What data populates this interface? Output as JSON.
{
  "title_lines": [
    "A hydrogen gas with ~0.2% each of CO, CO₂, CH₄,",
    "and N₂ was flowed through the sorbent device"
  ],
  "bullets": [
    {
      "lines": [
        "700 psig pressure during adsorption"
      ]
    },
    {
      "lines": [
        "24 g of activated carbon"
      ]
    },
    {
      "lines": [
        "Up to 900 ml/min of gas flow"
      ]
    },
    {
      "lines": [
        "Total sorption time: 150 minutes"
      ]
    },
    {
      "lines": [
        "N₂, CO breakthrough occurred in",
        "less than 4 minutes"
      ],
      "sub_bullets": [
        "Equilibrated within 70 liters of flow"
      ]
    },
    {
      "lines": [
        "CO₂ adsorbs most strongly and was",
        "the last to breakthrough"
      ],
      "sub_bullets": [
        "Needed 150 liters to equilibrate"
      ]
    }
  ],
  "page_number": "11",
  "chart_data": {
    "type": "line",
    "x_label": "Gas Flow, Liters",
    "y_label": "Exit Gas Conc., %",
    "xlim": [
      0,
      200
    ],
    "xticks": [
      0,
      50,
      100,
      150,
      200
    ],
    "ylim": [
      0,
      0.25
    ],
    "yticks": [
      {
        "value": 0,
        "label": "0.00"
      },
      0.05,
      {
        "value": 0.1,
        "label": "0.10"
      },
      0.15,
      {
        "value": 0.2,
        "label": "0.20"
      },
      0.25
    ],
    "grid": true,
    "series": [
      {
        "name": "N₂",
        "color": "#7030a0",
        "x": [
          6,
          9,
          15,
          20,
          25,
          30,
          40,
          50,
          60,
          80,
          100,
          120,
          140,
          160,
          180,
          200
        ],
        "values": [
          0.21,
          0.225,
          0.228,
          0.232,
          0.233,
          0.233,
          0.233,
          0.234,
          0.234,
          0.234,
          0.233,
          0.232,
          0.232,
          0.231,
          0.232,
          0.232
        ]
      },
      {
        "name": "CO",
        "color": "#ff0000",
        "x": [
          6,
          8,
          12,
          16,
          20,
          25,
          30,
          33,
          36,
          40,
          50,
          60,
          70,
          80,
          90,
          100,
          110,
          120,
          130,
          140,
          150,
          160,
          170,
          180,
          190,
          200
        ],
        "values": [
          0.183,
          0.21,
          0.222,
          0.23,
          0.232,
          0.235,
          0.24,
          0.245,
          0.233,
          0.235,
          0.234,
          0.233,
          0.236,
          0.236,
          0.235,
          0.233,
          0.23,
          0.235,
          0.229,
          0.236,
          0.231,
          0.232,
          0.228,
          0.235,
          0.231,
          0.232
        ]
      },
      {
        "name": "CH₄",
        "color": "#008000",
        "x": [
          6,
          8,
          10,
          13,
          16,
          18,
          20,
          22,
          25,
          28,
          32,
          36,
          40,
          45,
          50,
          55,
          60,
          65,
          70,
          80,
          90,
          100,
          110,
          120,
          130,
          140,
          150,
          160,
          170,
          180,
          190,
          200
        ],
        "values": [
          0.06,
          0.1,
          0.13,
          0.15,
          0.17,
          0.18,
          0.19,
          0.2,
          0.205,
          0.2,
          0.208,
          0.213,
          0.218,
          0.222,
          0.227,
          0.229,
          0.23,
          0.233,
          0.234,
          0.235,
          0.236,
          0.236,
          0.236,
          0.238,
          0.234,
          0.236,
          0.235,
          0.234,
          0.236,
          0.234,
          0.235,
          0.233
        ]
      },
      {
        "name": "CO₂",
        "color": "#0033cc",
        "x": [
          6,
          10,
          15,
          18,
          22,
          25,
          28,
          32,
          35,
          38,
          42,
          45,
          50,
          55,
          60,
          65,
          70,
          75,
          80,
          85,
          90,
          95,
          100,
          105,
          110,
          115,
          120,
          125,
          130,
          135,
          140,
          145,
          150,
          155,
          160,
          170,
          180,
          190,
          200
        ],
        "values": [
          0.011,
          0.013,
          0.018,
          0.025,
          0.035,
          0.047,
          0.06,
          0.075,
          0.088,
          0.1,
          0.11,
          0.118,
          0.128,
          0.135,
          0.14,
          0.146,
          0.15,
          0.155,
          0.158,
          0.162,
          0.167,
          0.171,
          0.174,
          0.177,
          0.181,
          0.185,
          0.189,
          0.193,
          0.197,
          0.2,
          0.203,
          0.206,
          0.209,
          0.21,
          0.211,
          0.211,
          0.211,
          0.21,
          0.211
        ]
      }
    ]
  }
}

•••

What to produce: Quote the material exactly, leaving nothing out.

Exercise result:
What data populates this interface? Output as JSON.
{
  "title_lines": [
    "A hydrogen gas with ~0.2% each of CO, CO₂, CH₄,",
    "and N₂ was flowed through the sorbent device"
  ],
  "bullets": [
    {
      "lines": [
        "700 psig pressure during adsorption"
      ]
    },
    {
      "lines": [
        "24 g of activated carbon"
      ]
    },
    {
      "lines": [
        "Up to 900 ml/min of gas flow"
      ]
    },
    {
      "lines": [
        "Total sorption time: 150 minutes"
      ]
    },
    {
      "lines": [
        "N₂, CO breakthrough occurred in",
        "less than 4 minutes"
      ],
      "sub_bullets": [
        "Equilibrated within 70 liters of flow"
      ]
    },
    {
      "lines": [
        "CO₂ adsorbs most strongly and was",
        "the last to breakthrough"
      ],
      "sub_bullets": [
        "Needed 150 liters to equilibrate"
      ]
    }
  ],
  "page_number": "11",
  "chart_data": {
    "type": "line",
    "x_label": "Gas Flow, Liters",
    "y_label": "Exit Gas Conc., %",
    "xlim": [
      0,
      200
    ],
    "xticks": [
      0,
      50,
      100,
      150,
      200
    ],
    "ylim": [
      0,
      0.25
    ],
    "yticks": [
      {
        "value": 0,
        "label": "0.00"
      },
      0.05,
      {
        "value": 0.1,
        "label": "0.10"
      },
      0.15,
      {
        "value": 0.2,
        "label": "0.20"
      },
      0.25
    ],
    "grid": true,
    "series": [
      {
        "name": "N₂",
        "color": "#7030a0",
        "x": [
          6,
          9,
          15,
          20,
          25,
          30,
          40,
          50,
          60,
          80,
          100,
          120,
          140,
          160,
          180,
          200
        ],
        "values": [
          0.21,
          0.225,
          0.228,
          0.232,
          0.233,
          0.233,
          0.233,
          0.234,
          0.234,
          0.234,
          0.233,
          0.232,
          0.232,
          0.231,
          0.232,
          0.232
        ]
      },
      {
        "name": "CO",
        "color": "#ff0000",
        "x": [
          6,
          8,
          12,
          16,
          20,
          25,
          30,
          33,
          36,
          40,
          50,
          60,
          70,
          80,
          90,
          100,
          110,
          120,
          130,
          140,
          150,
          160,
          170,
          180,
          190,
          200
        ],
        "values": [
          0.183,
          0.21,
          0.222,
          0.23,
          0.232,
          0.235,
          0.24,
          0.245,
          0.233,
          0.235,
          0.234,
          0.233,
          0.236,
          0.236,
          0.235,
          0.233,
          0.23,
          0.235,
          0.229,
          0.236,
          0.231,
          0.232,
          0.228,
          0.235,
          0.231,
          0.232
        ]
      },
      {
        "name": "CH₄",
        "color": "#008000",
        "x": [
          6,
          8,
          10,
          13,
          16,
          18,
          20,
          22,
          25,
          28,
          32,
          36,
          40,
          45,
          50,
          55,
          60,
          65,
          70,
          80,
          90,
          100,
          110,
          120,
          130,
          140,
          150,
          160,
          170,
          180,
          190,
          200
        ],
        "values": [
          0.06,
          0.1,
          0.13,
          0.15,
          0.17,
          0.18,
          0.19,
          0.2,
          0.205,
          0.2,
          0.208,
          0.213,
          0.218,
          0.222,
          0.227,
          0.229,
          0.23,
          0.233,
          0.234,
          0.235,
          0.236,
          0.236,
          0.236,
          0.238,
          0.234,
          0.236,
          0.235,
          0.234,
          0.236,
          0.234,
          0.235,
          0.233
        ]
      },
      {
        "name": "CO₂",
        "color": "#0033cc",
        "x": [
          6,
          10,
          15,
          18,
          22,
          25,
          28,
          32,
          35,
          38,
          42,
          45,
          50,
          55,
          60,
          65,
          70,
          75,
          80,
          85,
          90,
          95,
          100,
          105,
          110,
          115,
          120,
          125,
          130,
          135,
          140,
          145,
          150,
          155,
          160,
          170,
          180,
          190,
          200
        ],
        "values": [
          0.011,
          0.013,
          0.018,
          0.025,
          0.035,
          0.047,
          0.06,
          0.075,
          0.088,
          0.1,
          0.11,
          0.118,
          0.128,
          0.135,
          0.14,
          0.146,
          0.15,
          0.155,
          0.158,
          0.162,
          0.167,
          0.171,
          0.174,
          0.177,
          0.181,
          0.185,
          0.189,
          0.193,
          0.197,
          0.2,
          0.203,
          0.206,
          0.209,
          0.21,
          0.211,
          0.211,
          0.211,
          0.21,
          0.211
        ]
      }
    ]
  }
}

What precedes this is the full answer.